-- Begin THE RECORDS --
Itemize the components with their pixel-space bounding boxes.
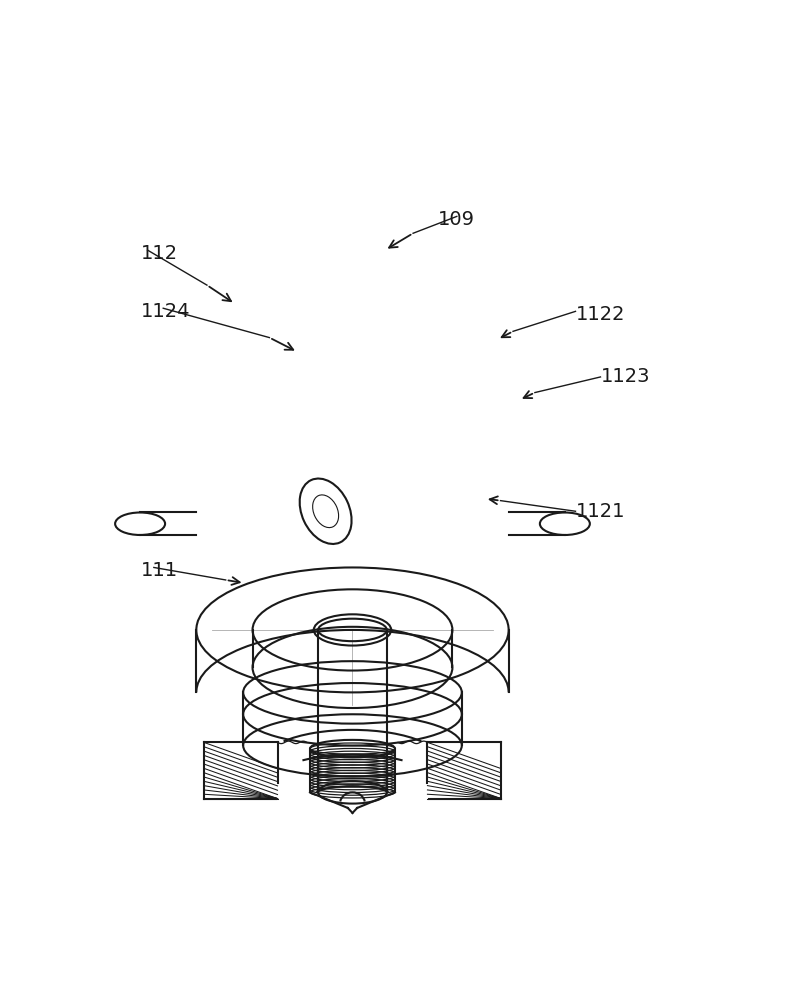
- Text: 1123: 1123: [600, 367, 650, 386]
- Text: 111: 111: [141, 561, 178, 580]
- Text: 112: 112: [141, 244, 178, 263]
- Text: 109: 109: [438, 210, 476, 229]
- Text: 1121: 1121: [575, 502, 625, 521]
- Text: 1122: 1122: [575, 305, 625, 324]
- Text: 1124: 1124: [141, 302, 191, 321]
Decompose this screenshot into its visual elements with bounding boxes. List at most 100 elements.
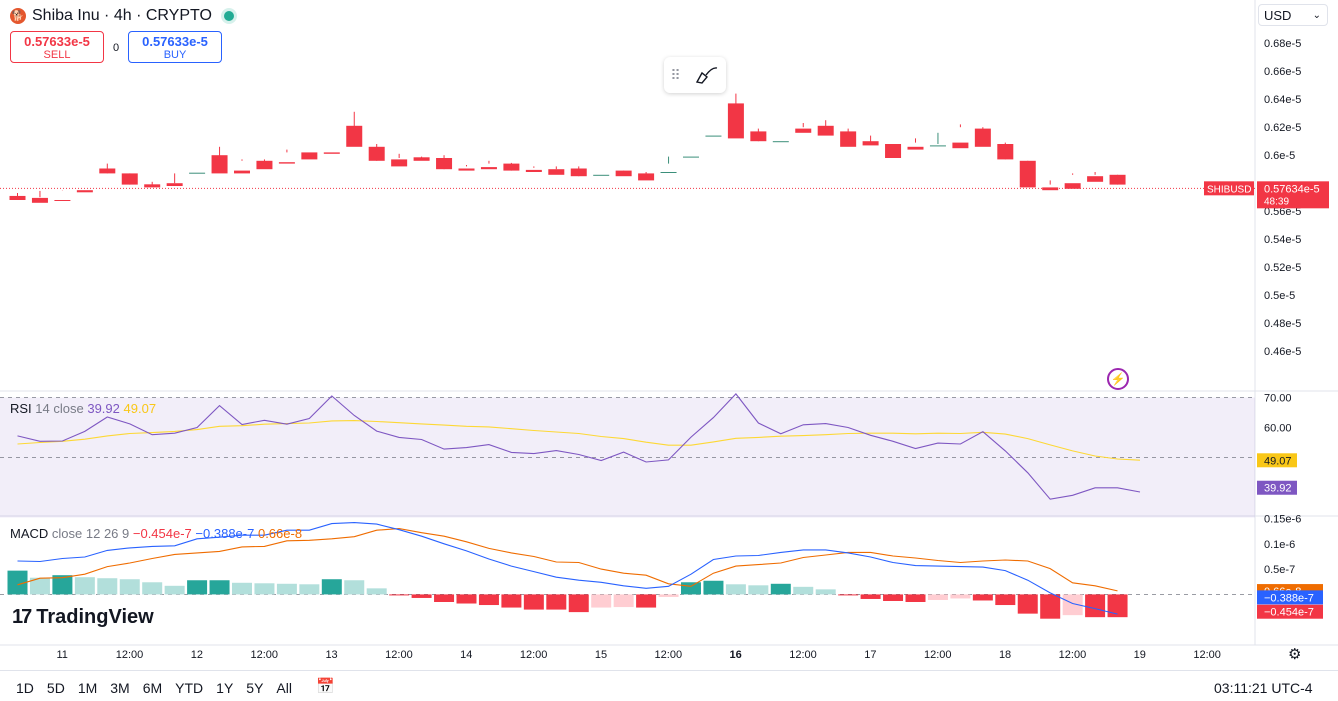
drawing-toolbar[interactable]: ⠿: [664, 57, 726, 93]
time-tick-label: 12:00: [655, 649, 683, 661]
macd-badge: [1257, 590, 1323, 605]
candle: [121, 173, 138, 185]
macd-legend-name: MACD: [10, 526, 49, 541]
macd-line: [17, 522, 1118, 615]
utc-clock[interactable]: 03:11:21 UTC-4: [1214, 680, 1313, 696]
macd-histogram-bar: [29, 577, 50, 595]
candle: [772, 141, 789, 143]
candle: [1019, 160, 1036, 188]
rsi-line: [17, 393, 1141, 500]
macd-histogram-bar: [434, 594, 455, 602]
sell-button[interactable]: 0.57633e-5 SELL: [10, 31, 104, 63]
candle: [683, 156, 699, 158]
macd-legend-params: close 12 26 9: [51, 526, 130, 541]
gear-icon[interactable]: ⚙: [1288, 646, 1302, 663]
price-tick-label: 0.62e-5: [1264, 122, 1301, 134]
price-tick-label: 0.48e-5: [1264, 318, 1301, 330]
range-5d[interactable]: 5D: [46, 680, 65, 696]
macd-histogram-bar: [681, 582, 701, 595]
candle: [436, 158, 453, 170]
range-ytd[interactable]: YTD: [175, 680, 204, 696]
time-tick-label: 12:00: [789, 649, 817, 661]
range-3m[interactable]: 3M: [110, 680, 130, 696]
macd-legend-signal: 0.66e-8: [257, 526, 303, 541]
time-tick-label: 12:00: [520, 649, 548, 661]
time-tick-label: 15: [595, 649, 607, 661]
time-tick-label: 12:00: [250, 649, 278, 661]
bottom-toolbar: [0, 670, 1338, 701]
macd-histogram-bar: [927, 594, 948, 600]
macd-histogram-bar: [793, 586, 814, 595]
macd-histogram-bar: [905, 594, 926, 602]
candle: [974, 128, 991, 147]
symbol-badge-text: SHIBUSD: [1207, 184, 1251, 195]
candle: [256, 160, 273, 170]
price-badge: [1257, 181, 1329, 209]
buy-label: BUY: [163, 49, 187, 61]
candle: [907, 146, 924, 150]
range-6m[interactable]: 6M: [142, 680, 163, 696]
macd-histogram-bar: [254, 583, 275, 595]
candle: [885, 144, 902, 158]
macd-histogram-bar: [1040, 594, 1061, 619]
macd-histogram-bar: [276, 583, 297, 595]
macd-legend[interactable]: MACD close 12 26 9 −0.454e-7 −0.388e-7 0…: [10, 526, 302, 541]
rsi-ma-badge: [1257, 453, 1297, 468]
macd-histogram-bar: [838, 594, 859, 596]
chevron-down-icon: ⌄: [1312, 10, 1321, 21]
candle: [99, 168, 116, 174]
macd-histogram-bar: [770, 583, 791, 595]
price-tick-label: 0.52e-5: [1264, 262, 1301, 274]
chart-canvas[interactable]: 0.68e-5 0.66e-5 0.64e-5 0.62e-5 0.6e-5 0.56e-…: [0, 0, 1338, 670]
macd-signal-line: [17, 528, 1118, 592]
price-badge-countdown: 48:39: [1264, 196, 1289, 207]
candle: [705, 135, 722, 137]
candle: [234, 170, 250, 174]
date-range-icon[interactable]: 📅: [316, 678, 335, 695]
macd-histogram-bar: [321, 579, 342, 595]
range-1m[interactable]: 1M: [77, 680, 98, 696]
price-tick-label: 0.54e-5: [1264, 234, 1301, 246]
time-tick-label: 14: [460, 649, 472, 661]
brush-icon[interactable]: [694, 64, 720, 86]
candle: [929, 145, 946, 147]
range-1y[interactable]: 1Y: [216, 680, 234, 696]
macd-legend-macd: −0.388e-7: [195, 526, 255, 541]
rsi-legend[interactable]: RSI 14 close 39.92 49.07: [10, 401, 156, 416]
candle: [9, 195, 26, 200]
price-tick-label: 0.68e-5: [1264, 38, 1301, 50]
buy-button[interactable]: 0.57633e-5 BUY: [128, 31, 222, 63]
candle: [660, 172, 677, 173]
spread-value: 0: [113, 42, 120, 54]
lightning-icon[interactable]: ⚡: [1107, 368, 1129, 390]
macd-histogram-bar: [703, 580, 724, 595]
symbol-title[interactable]: Shiba Inu · 4h · CRYPTO: [32, 7, 212, 24]
time-tick-label: 13: [325, 649, 337, 661]
candle: [638, 173, 655, 181]
time-tick-label: 12:00: [1193, 649, 1221, 661]
candle: [570, 168, 587, 177]
macd-histogram-bar: [725, 584, 746, 595]
currency-label: USD: [1264, 8, 1292, 23]
macd-histogram-bar: [748, 585, 769, 595]
macd-histogram-bar: [164, 585, 185, 595]
time-tick-label: 12: [191, 649, 203, 661]
macd-histogram-bar: [209, 580, 230, 595]
macd-histogram-bar: [74, 577, 95, 595]
macd-histogram-bar: [232, 582, 252, 595]
candle: [391, 159, 408, 167]
rsi-legend-value: 39.92: [87, 401, 120, 416]
candle: [795, 128, 812, 133]
candle: [593, 174, 610, 176]
macd-histogram-bar: [1107, 594, 1128, 618]
currency-select[interactable]: USD ⌄: [1258, 4, 1328, 26]
range-all[interactable]: All: [276, 680, 292, 696]
tradingview-logo[interactable]: 17 TradingView: [12, 606, 154, 629]
candle: [615, 170, 632, 177]
time-tick-label: 11: [56, 649, 67, 661]
macd-histogram-bar: [142, 582, 163, 595]
macd-histogram-bar: [52, 575, 73, 595]
range-1d[interactable]: 1D: [16, 680, 34, 696]
drag-handle-icon[interactable]: ⠿: [670, 66, 681, 83]
range-5y[interactable]: 5Y: [246, 680, 264, 696]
-- End THE RECORDS --
— PROBLEM TO SOLVE —
Write out every row above verbatim, leaving out the pictures.

— TASK ANSWER —
Itemize the components with their pixel-space bounding boxes.
- Text: 1123: 1123: [600, 367, 650, 386]
- Text: 111: 111: [141, 561, 178, 580]
- Text: 112: 112: [141, 244, 178, 263]
- Text: 109: 109: [438, 210, 476, 229]
- Text: 1121: 1121: [575, 502, 625, 521]
- Text: 1122: 1122: [575, 305, 625, 324]
- Text: 1124: 1124: [141, 302, 191, 321]
Decompose this screenshot into its visual elements with bounding boxes. List at most 100 elements.
drawing-toolbar[interactable]: ⠿: [664, 57, 726, 93]
time-tick-label: 12:00: [655, 649, 683, 661]
macd-badge: [1257, 590, 1323, 605]
candle: [121, 173, 138, 185]
macd-legend-name: MACD: [10, 526, 49, 541]
macd-line: [17, 522, 1118, 615]
utc-clock[interactable]: 03:11:21 UTC-4: [1214, 680, 1313, 696]
macd-histogram-bar: [29, 577, 50, 595]
candle: [772, 141, 789, 143]
candle: [1019, 160, 1036, 188]
rsi-line: [17, 393, 1141, 500]
macd-histogram-bar: [434, 594, 455, 602]
sell-button[interactable]: 0.57633e-5 SELL: [10, 31, 104, 63]
candle: [683, 156, 699, 158]
macd-legend-params: close 12 26 9: [51, 526, 130, 541]
gear-icon[interactable]: ⚙: [1288, 646, 1302, 663]
price-tick-label: 0.62e-5: [1264, 122, 1301, 134]
price-tick-label: 0.48e-5: [1264, 318, 1301, 330]
range-5d[interactable]: 5D: [46, 680, 65, 696]
macd-histogram-bar: [681, 582, 701, 595]
candle: [436, 158, 453, 170]
range-ytd[interactable]: YTD: [175, 680, 204, 696]
time-tick-label: 12:00: [789, 649, 817, 661]
range-3m[interactable]: 3M: [110, 680, 130, 696]
macd-legend-signal: 0.66e-8: [257, 526, 303, 541]
time-tick-label: 12:00: [520, 649, 548, 661]
time-tick-label: 15: [595, 649, 607, 661]
time-tick-label: 12:00: [250, 649, 278, 661]
bottom-toolbar: [0, 670, 1338, 701]
macd-histogram-bar: [927, 594, 948, 600]
macd-histogram-bar: [793, 586, 814, 595]
macd-histogram-bar: [905, 594, 926, 602]
candle: [974, 128, 991, 147]
symbol-badge-text: SHIBUSD: [1207, 184, 1251, 195]
candle: [256, 160, 273, 170]
price-badge: [1257, 181, 1329, 209]
buy-label: BUY: [163, 49, 187, 61]
candle: [907, 146, 924, 150]
range-6m[interactable]: 6M: [142, 680, 163, 696]
macd-histogram-bar: [254, 583, 275, 595]
candle: [885, 144, 902, 158]
macd-histogram-bar: [1040, 594, 1061, 619]
macd-histogram-bar: [276, 583, 297, 595]
macd-legend[interactable]: MACD close 12 26 9 −0.454e-7 −0.388e-7 0…: [10, 526, 302, 541]
rsi-ma-badge: [1257, 453, 1297, 468]
macd-histogram-bar: [838, 594, 859, 596]
chevron-down-icon: ⌄: [1312, 10, 1321, 21]
candle: [99, 168, 116, 174]
macd-histogram-bar: [770, 583, 791, 595]
price-tick-label: 0.52e-5: [1264, 262, 1301, 274]
chart-canvas[interactable]: 0.68e-5 0.66e-5 0.64e-5 0.62e-5 0.6e-5 0.56e-…: [0, 0, 1338, 670]
macd-signal-line: [17, 528, 1118, 592]
price-badge-countdown: 48:39: [1264, 196, 1289, 207]
candle: [705, 135, 722, 137]
candle: [234, 170, 250, 174]
date-range-icon[interactable]: 📅: [316, 678, 335, 695]
macd-histogram-bar: [321, 579, 342, 595]
range-1m[interactable]: 1M: [77, 680, 98, 696]
price-tick-label: 0.54e-5: [1264, 234, 1301, 246]
time-tick-label: 14: [460, 649, 472, 661]
brush-icon[interactable]: [694, 64, 720, 86]
candle: [929, 145, 946, 147]
range-1y[interactable]: 1Y: [216, 680, 234, 696]
macd-legend-macd: −0.388e-7: [195, 526, 255, 541]
rsi-legend[interactable]: RSI 14 close 39.92 49.07: [10, 401, 156, 416]
candle: [9, 195, 26, 200]
price-tick-label: 0.68e-5: [1264, 38, 1301, 50]
buy-button[interactable]: 0.57633e-5 BUY: [128, 31, 222, 63]
candle: [660, 172, 677, 173]
spread-value: 0: [113, 42, 120, 54]
lightning-icon[interactable]: ⚡: [1107, 368, 1129, 390]
macd-histogram-bar: [703, 580, 724, 595]
symbol-title[interactable]: Shiba Inu · 4h · CRYPTO: [32, 7, 212, 24]
time-tick-label: 13: [325, 649, 337, 661]
candle: [638, 173, 655, 181]
time-tick-label: 12:00: [1193, 649, 1221, 661]
candle: [570, 168, 587, 177]
macd-histogram-bar: [725, 584, 746, 595]
currency-label: USD: [1264, 8, 1292, 23]
macd-histogram-bar: [748, 585, 769, 595]
macd-histogram-bar: [164, 585, 185, 595]
time-tick-label: 12: [191, 649, 203, 661]
macd-histogram-bar: [209, 580, 230, 595]
macd-histogram-bar: [74, 577, 95, 595]
macd-histogram-bar: [232, 582, 252, 595]
candle: [391, 159, 408, 167]
rsi-legend-value: 39.92: [87, 401, 120, 416]
candle: [795, 128, 812, 133]
candle: [593, 174, 610, 176]
macd-histogram-bar: [1107, 594, 1128, 618]
currency-select[interactable]: USD ⌄: [1258, 4, 1328, 26]
range-all[interactable]: All: [276, 680, 292, 696]
tradingview-logo[interactable]: 17 TradingView: [12, 606, 154, 629]
candle: [615, 170, 632, 177]
time-tick-label: 11: [56, 649, 67, 661]
macd-histogram-bar: [142, 582, 163, 595]
macd-histogram-bar: [52, 575, 73, 595]
range-1d[interactable]: 1D: [16, 680, 34, 696]
drag-handle-icon[interactable]: ⠿: [670, 66, 681, 83]
range-5y[interactable]: 5Y: [246, 680, 264, 696]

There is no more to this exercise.